Given task:
Reproduce all the entries exactly.

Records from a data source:
────────────────────────────────────────

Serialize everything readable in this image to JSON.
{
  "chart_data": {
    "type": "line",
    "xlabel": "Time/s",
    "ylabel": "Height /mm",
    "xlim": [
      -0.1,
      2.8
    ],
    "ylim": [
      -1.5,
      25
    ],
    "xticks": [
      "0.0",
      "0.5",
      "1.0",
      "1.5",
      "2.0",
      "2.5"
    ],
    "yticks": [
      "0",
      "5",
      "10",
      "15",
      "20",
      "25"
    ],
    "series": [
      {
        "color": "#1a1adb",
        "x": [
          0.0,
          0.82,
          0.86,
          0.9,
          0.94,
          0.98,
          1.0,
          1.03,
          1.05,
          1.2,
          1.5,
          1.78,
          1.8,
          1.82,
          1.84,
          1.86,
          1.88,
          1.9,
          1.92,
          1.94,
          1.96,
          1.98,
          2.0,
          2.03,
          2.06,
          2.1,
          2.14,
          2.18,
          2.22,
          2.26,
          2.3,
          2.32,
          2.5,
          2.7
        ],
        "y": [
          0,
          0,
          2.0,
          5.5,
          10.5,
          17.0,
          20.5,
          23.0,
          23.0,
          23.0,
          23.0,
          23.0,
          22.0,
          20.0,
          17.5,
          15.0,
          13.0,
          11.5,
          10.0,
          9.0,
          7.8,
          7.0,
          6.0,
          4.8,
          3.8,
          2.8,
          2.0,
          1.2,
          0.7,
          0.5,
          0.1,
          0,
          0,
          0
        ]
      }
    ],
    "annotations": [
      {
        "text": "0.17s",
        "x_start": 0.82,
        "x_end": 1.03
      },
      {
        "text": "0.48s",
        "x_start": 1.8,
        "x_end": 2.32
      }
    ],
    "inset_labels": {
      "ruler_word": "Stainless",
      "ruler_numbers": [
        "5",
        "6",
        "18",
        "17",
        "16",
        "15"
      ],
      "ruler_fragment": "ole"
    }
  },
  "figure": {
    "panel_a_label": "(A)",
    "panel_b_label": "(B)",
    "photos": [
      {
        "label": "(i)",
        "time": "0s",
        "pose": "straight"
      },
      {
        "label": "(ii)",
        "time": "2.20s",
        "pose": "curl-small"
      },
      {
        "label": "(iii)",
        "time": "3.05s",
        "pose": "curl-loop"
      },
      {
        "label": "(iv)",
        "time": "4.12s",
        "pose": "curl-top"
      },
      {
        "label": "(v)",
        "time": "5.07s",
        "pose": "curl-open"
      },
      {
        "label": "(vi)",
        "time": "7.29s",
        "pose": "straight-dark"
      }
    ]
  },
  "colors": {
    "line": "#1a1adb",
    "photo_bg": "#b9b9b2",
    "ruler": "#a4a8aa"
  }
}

────────────────────────────────────────

Written solution:
Serialize everything readable in this image to JSON.
{
  "chart_data": {
    "type": "line",
    "xlabel": "Time/s",
    "ylabel": "Height /mm",
    "xlim": [
      -0.1,
      2.8
    ],
    "ylim": [
      -1.5,
      25
    ],
    "xticks": [
      "0.0",
      "0.5",
      "1.0",
      "1.5",
      "2.0",
      "2.5"
    ],
    "yticks": [
      "0",
      "5",
      "10",
      "15",
      "20",
      "25"
    ],
    "series": [
      {
        "color": "#1a1adb",
        "x": [
          0.0,
          0.82,
          0.86,
          0.9,
          0.94,
          0.98,
          1.0,
          1.03,
          1.05,
          1.2,
          1.5,
          1.78,
          1.8,
          1.82,
          1.84,
          1.86,
          1.88,
          1.9,
          1.92,
          1.94,
          1.96,
          1.98,
          2.0,
          2.03,
          2.06,
          2.1,
          2.14,
          2.18,
          2.22,
          2.26,
          2.3,
          2.32,
          2.5,
          2.7
        ],
        "y": [
          0,
          0,
          2.0,
          5.5,
          10.5,
          17.0,
          20.5,
          23.0,
          23.0,
          23.0,
          23.0,
          23.0,
          22.0,
          20.0,
          17.5,
          15.0,
          13.0,
          11.5,
          10.0,
          9.0,
          7.8,
          7.0,
          6.0,
          4.8,
          3.8,
          2.8,
          2.0,
          1.2,
          0.7,
          0.5,
          0.1,
          0,
          0,
          0
        ]
      }
    ],
    "annotations": [
      {
        "text": "0.17s",
        "x_start": 0.82,
        "x_end": 1.03
      },
      {
        "text": "0.48s",
        "x_start": 1.8,
        "x_end": 2.32
      }
    ],
    "inset_labels": {
      "ruler_word": "Stainless",
      "ruler_numbers": [
        "5",
        "6",
        "18",
        "17",
        "16",
        "15"
      ],
      "ruler_fragment": "ole"
    }
  },
  "figure": {
    "panel_a_label": "(A)",
    "panel_b_label": "(B)",
    "photos": [
      {
        "label": "(i)",
        "time": "0s",
        "pose": "straight"
      },
      {
        "label": "(ii)",
        "time": "2.20s",
        "pose": "curl-small"
      },
      {
        "label": "(iii)",
        "time": "3.05s",
        "pose": "curl-loop"
      },
      {
        "label": "(iv)",
        "time": "4.12s",
        "pose": "curl-top"
      },
      {
        "label": "(v)",
        "time": "5.07s",
        "pose": "curl-open"
      },
      {
        "label": "(vi)",
        "time": "7.29s",
        "pose": "straight-dark"
      }
    ]
  },
  "colors": {
    "line": "#1a1adb",
    "photo_bg": "#b9b9b2",
    "ruler": "#a4a8aa"
  }
}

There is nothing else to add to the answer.